* What to work on *
State the number of lines in these records that include the word "Affairs", and add nothing to it.

* Supplied data *
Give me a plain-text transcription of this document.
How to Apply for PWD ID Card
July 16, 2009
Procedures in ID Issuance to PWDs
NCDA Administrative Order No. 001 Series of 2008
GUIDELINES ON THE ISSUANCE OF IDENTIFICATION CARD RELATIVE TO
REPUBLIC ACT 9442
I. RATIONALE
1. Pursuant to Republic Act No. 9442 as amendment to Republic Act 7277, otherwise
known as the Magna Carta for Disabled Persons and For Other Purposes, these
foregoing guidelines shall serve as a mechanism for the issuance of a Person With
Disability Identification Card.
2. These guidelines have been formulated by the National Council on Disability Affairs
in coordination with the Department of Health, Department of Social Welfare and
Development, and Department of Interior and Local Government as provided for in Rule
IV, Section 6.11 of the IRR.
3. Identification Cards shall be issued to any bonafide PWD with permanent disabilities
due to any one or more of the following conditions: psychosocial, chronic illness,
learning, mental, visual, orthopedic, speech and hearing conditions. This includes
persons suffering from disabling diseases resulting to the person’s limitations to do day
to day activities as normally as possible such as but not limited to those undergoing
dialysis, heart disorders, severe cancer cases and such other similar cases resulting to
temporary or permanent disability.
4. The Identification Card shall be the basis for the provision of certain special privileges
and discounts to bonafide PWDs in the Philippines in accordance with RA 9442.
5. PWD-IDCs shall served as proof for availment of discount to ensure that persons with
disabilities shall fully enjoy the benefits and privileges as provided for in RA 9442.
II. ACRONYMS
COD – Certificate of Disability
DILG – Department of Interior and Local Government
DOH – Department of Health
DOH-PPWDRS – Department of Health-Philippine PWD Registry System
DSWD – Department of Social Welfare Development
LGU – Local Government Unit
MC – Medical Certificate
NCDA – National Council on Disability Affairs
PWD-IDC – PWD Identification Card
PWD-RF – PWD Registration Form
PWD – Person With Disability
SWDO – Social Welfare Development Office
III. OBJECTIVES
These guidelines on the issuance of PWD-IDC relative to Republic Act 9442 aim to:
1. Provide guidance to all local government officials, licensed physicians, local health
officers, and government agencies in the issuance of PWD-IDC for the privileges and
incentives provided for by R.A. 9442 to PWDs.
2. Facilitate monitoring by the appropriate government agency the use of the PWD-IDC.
---
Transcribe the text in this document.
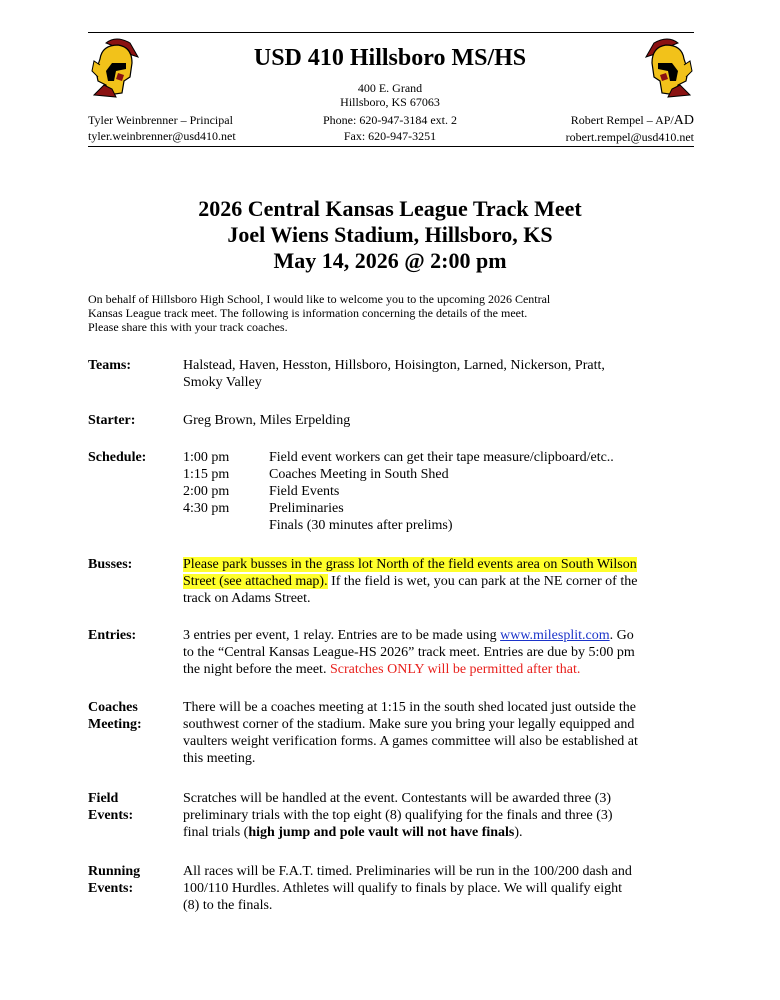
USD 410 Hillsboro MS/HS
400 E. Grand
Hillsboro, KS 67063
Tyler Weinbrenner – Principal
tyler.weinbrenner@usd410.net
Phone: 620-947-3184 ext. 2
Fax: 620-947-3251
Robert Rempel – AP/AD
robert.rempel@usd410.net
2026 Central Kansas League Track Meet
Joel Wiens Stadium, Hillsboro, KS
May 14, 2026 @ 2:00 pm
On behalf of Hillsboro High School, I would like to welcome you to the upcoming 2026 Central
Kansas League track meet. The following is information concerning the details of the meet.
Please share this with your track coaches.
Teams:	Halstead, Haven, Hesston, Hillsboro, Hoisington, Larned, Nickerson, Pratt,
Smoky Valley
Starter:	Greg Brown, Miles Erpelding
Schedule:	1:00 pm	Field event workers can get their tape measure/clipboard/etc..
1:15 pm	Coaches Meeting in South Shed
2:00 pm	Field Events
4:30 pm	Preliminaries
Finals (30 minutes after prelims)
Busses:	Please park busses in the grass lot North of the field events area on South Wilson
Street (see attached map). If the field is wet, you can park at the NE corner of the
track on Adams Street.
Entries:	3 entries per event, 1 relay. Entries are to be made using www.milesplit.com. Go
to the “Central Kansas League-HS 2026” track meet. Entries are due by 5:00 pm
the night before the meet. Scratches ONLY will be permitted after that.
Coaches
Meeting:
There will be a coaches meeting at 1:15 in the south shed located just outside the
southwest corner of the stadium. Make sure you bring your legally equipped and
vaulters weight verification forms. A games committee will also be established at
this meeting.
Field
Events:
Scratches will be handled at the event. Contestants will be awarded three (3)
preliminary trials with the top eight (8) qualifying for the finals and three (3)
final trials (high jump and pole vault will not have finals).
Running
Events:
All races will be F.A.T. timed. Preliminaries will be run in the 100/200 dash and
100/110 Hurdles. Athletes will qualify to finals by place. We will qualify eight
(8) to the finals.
---
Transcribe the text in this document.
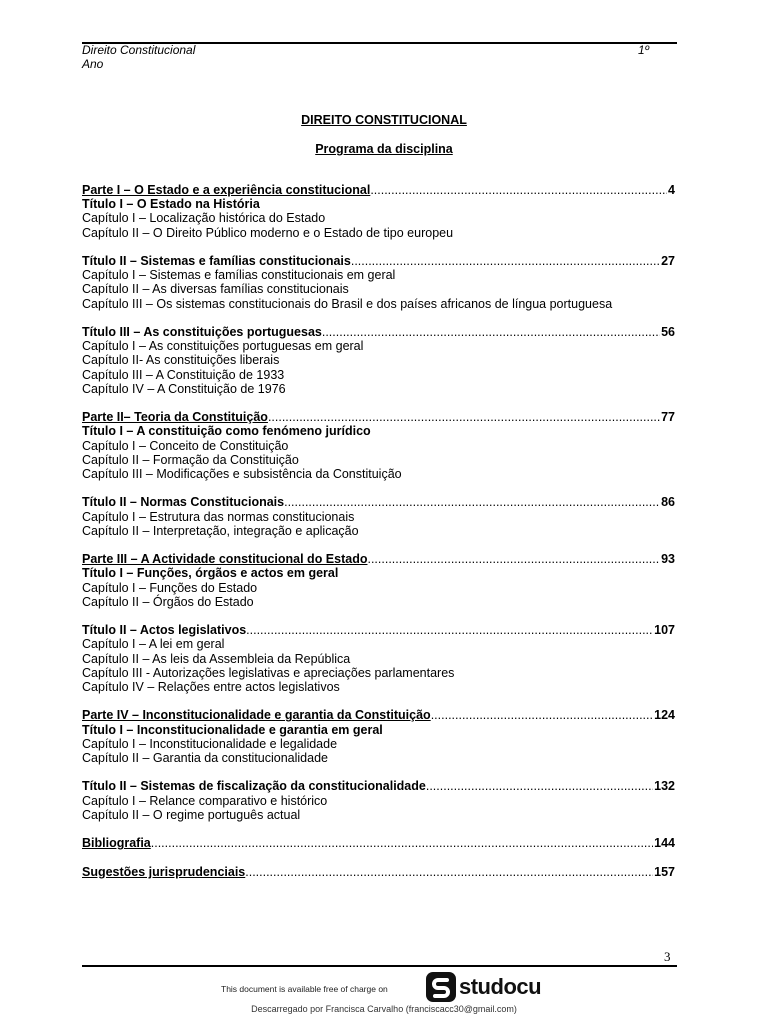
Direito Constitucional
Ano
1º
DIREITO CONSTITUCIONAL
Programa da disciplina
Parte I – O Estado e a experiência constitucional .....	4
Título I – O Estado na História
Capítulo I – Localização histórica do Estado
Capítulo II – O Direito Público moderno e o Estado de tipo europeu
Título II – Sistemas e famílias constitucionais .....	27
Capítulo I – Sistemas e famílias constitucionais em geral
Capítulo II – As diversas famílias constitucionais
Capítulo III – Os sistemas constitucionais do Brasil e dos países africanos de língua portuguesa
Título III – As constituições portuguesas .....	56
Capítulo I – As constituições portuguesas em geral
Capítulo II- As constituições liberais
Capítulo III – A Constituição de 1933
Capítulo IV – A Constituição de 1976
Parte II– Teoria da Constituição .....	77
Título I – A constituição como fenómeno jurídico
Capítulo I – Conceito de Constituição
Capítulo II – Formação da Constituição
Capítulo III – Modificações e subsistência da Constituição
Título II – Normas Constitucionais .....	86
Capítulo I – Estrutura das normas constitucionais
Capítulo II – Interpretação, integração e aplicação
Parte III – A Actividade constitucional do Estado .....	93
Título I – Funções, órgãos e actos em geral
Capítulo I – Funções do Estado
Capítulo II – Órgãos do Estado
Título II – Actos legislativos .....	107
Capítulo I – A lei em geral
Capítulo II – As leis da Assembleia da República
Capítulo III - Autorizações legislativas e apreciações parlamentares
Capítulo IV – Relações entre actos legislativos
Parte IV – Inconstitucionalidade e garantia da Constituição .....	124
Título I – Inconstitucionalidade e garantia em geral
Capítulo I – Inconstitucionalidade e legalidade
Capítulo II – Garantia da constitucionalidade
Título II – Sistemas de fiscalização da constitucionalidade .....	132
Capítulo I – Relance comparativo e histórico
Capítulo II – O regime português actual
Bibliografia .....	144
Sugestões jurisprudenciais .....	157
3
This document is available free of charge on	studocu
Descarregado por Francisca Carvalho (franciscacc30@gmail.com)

* Answer *
2